→ **Data for the task**:

=-=-=-=-=

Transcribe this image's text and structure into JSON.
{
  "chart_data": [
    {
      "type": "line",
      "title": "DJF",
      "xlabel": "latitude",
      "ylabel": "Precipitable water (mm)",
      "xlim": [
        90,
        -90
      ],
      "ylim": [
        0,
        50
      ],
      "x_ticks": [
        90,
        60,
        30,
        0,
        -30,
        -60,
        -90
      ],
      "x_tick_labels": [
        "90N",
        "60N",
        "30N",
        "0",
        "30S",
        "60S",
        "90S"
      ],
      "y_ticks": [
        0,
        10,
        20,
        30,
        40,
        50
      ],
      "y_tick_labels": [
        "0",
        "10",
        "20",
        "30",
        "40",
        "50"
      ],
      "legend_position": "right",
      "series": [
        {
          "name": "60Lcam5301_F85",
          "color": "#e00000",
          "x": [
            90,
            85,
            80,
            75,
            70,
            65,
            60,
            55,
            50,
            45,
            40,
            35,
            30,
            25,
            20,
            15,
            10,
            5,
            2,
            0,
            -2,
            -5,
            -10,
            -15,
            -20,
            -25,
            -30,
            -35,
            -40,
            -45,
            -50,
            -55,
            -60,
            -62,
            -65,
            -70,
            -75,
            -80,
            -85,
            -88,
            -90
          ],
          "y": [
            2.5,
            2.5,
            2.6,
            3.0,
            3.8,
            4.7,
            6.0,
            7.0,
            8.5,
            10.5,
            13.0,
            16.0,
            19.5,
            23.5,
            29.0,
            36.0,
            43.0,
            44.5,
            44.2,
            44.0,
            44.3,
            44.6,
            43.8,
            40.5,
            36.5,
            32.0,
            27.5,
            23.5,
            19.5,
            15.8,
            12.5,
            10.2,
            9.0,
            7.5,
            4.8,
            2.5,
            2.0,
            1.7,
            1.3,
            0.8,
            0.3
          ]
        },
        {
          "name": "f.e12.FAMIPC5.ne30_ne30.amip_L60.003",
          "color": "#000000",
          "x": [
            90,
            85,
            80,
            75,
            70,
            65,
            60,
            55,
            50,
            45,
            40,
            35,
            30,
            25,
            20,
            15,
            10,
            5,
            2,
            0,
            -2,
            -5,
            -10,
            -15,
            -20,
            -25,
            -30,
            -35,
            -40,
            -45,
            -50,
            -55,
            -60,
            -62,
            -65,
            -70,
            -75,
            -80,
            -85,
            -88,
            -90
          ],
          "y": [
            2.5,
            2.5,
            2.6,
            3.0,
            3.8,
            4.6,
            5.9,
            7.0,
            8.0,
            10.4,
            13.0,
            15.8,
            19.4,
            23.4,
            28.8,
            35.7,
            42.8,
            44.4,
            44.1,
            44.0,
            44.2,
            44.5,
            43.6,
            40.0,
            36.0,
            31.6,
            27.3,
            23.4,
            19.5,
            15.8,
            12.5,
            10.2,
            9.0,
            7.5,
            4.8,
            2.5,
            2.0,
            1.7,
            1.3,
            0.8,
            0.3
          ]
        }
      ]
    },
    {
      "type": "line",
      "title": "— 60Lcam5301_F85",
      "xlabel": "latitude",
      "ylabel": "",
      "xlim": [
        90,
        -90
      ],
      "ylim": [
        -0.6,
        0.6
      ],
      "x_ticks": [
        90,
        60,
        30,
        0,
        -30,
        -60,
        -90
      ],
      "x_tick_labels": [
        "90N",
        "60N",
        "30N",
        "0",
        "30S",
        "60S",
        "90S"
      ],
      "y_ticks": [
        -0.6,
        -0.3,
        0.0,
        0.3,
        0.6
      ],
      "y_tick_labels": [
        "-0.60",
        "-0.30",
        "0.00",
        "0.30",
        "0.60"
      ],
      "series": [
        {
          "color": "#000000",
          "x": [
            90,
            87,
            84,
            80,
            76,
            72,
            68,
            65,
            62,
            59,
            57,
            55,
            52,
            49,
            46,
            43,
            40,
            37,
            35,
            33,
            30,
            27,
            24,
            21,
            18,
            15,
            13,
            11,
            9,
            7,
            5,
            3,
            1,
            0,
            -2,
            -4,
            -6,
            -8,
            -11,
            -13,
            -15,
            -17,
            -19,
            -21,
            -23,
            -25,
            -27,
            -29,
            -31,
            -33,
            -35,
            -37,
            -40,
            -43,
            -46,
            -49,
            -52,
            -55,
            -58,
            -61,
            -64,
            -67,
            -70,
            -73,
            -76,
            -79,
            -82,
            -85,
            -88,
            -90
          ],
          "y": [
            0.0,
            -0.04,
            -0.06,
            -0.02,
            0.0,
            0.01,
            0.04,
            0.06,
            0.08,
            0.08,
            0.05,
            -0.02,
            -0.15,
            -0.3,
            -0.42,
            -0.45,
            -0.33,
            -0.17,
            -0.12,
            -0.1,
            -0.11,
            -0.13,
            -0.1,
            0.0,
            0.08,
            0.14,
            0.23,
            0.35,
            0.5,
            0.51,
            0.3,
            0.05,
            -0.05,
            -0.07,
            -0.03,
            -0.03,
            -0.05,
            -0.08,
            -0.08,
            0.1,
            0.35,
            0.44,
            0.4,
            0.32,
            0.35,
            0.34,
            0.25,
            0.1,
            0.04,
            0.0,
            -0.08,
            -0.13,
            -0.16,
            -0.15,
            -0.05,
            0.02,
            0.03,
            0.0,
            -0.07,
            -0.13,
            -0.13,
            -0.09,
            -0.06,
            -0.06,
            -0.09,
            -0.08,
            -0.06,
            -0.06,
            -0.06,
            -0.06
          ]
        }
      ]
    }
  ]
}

=-=-=-=-=

→ **Exercise description**:
Copy each record from above exactly, and include every line.

→ **Answer to this exercise**:
Transcribe this image's text and structure into JSON.
{
  "chart_data": [
    {
      "type": "line",
      "title": "DJF",
      "xlabel": "latitude",
      "ylabel": "Precipitable water (mm)",
      "xlim": [
        90,
        -90
      ],
      "ylim": [
        0,
        50
      ],
      "x_ticks": [
        90,
        60,
        30,
        0,
        -30,
        -60,
        -90
      ],
      "x_tick_labels": [
        "90N",
        "60N",
        "30N",
        "0",
        "30S",
        "60S",
        "90S"
      ],
      "y_ticks": [
        0,
        10,
        20,
        30,
        40,
        50
      ],
      "y_tick_labels": [
        "0",
        "10",
        "20",
        "30",
        "40",
        "50"
      ],
      "legend_position": "right",
      "series": [
        {
          "name": "60Lcam5301_F85",
          "color": "#e00000",
          "x": [
            90,
            85,
            80,
            75,
            70,
            65,
            60,
            55,
            50,
            45,
            40,
            35,
            30,
            25,
            20,
            15,
            10,
            5,
            2,
            0,
            -2,
            -5,
            -10,
            -15,
            -20,
            -25,
            -30,
            -35,
            -40,
            -45,
            -50,
            -55,
            -60,
            -62,
            -65,
            -70,
            -75,
            -80,
            -85,
            -88,
            -90
          ],
          "y": [
            2.5,
            2.5,
            2.6,
            3.0,
            3.8,
            4.7,
            6.0,
            7.0,
            8.5,
            10.5,
            13.0,
            16.0,
            19.5,
            23.5,
            29.0,
            36.0,
            43.0,
            44.5,
            44.2,
            44.0,
            44.3,
            44.6,
            43.8,
            40.5,
            36.5,
            32.0,
            27.5,
            23.5,
            19.5,
            15.8,
            12.5,
            10.2,
            9.0,
            7.5,
            4.8,
            2.5,
            2.0,
            1.7,
            1.3,
            0.8,
            0.3
          ]
        },
        {
          "name": "f.e12.FAMIPC5.ne30_ne30.amip_L60.003",
          "color": "#000000",
          "x": [
            90,
            85,
            80,
            75,
            70,
            65,
            60,
            55,
            50,
            45,
            40,
            35,
            30,
            25,
            20,
            15,
            10,
            5,
            2,
            0,
            -2,
            -5,
            -10,
            -15,
            -20,
            -25,
            -30,
            -35,
            -40,
            -45,
            -50,
            -55,
            -60,
            -62,
            -65,
            -70,
            -75,
            -80,
            -85,
            -88,
            -90
          ],
          "y": [
            2.5,
            2.5,
            2.6,
            3.0,
            3.8,
            4.6,
            5.9,
            7.0,
            8.0,
            10.4,
            13.0,
            15.8,
            19.4,
            23.4,
            28.8,
            35.7,
            42.8,
            44.4,
            44.1,
            44.0,
            44.2,
            44.5,
            43.6,
            40.0,
            36.0,
            31.6,
            27.3,
            23.4,
            19.5,
            15.8,
            12.5,
            10.2,
            9.0,
            7.5,
            4.8,
            2.5,
            2.0,
            1.7,
            1.3,
            0.8,
            0.3
          ]
        }
      ]
    },
    {
      "type": "line",
      "title": "— 60Lcam5301_F85",
      "xlabel": "latitude",
      "ylabel": "",
      "xlim": [
        90,
        -90
      ],
      "ylim": [
        -0.6,
        0.6
      ],
      "x_ticks": [
        90,
        60,
        30,
        0,
        -30,
        -60,
        -90
      ],
      "x_tick_labels": [
        "90N",
        "60N",
        "30N",
        "0",
        "30S",
        "60S",
        "90S"
      ],
      "y_ticks": [
        -0.6,
        -0.3,
        0.0,
        0.3,
        0.6
      ],
      "y_tick_labels": [
        "-0.60",
        "-0.30",
        "0.00",
        "0.30",
        "0.60"
      ],
      "series": [
        {
          "color": "#000000",
          "x": [
            90,
            87,
            84,
            80,
            76,
            72,
            68,
            65,
            62,
            59,
            57,
            55,
            52,
            49,
            46,
            43,
            40,
            37,
            35,
            33,
            30,
            27,
            24,
            21,
            18,
            15,
            13,
            11,
            9,
            7,
            5,
            3,
            1,
            0,
            -2,
            -4,
            -6,
            -8,
            -11,
            -13,
            -15,
            -17,
            -19,
            -21,
            -23,
            -25,
            -27,
            -29,
            -31,
            -33,
            -35,
            -37,
            -40,
            -43,
            -46,
            -49,
            -52,
            -55,
            -58,
            -61,
            -64,
            -67,
            -70,
            -73,
            -76,
            -79,
            -82,
            -85,
            -88,
            -90
          ],
          "y": [
            0.0,
            -0.04,
            -0.06,
            -0.02,
            0.0,
            0.01,
            0.04,
            0.06,
            0.08,
            0.08,
            0.05,
            -0.02,
            -0.15,
            -0.3,
            -0.42,
            -0.45,
            -0.33,
            -0.17,
            -0.12,
            -0.1,
            -0.11,
            -0.13,
            -0.1,
            0.0,
            0.08,
            0.14,
            0.23,
            0.35,
            0.5,
            0.51,
            0.3,
            0.05,
            -0.05,
            -0.07,
            -0.03,
            -0.03,
            -0.05,
            -0.08,
            -0.08,
            0.1,
            0.35,
            0.44,
            0.4,
            0.32,
            0.35,
            0.34,
            0.25,
            0.1,
            0.04,
            0.0,
            -0.08,
            -0.13,
            -0.16,
            -0.15,
            -0.05,
            0.02,
            0.03,
            0.0,
            -0.07,
            -0.13,
            -0.13,
            -0.09,
            -0.06,
            -0.06,
            -0.09,
            -0.08,
            -0.06,
            -0.06,
            -0.06,
            -0.06
          ]
        }
      ]
    }
  ]
}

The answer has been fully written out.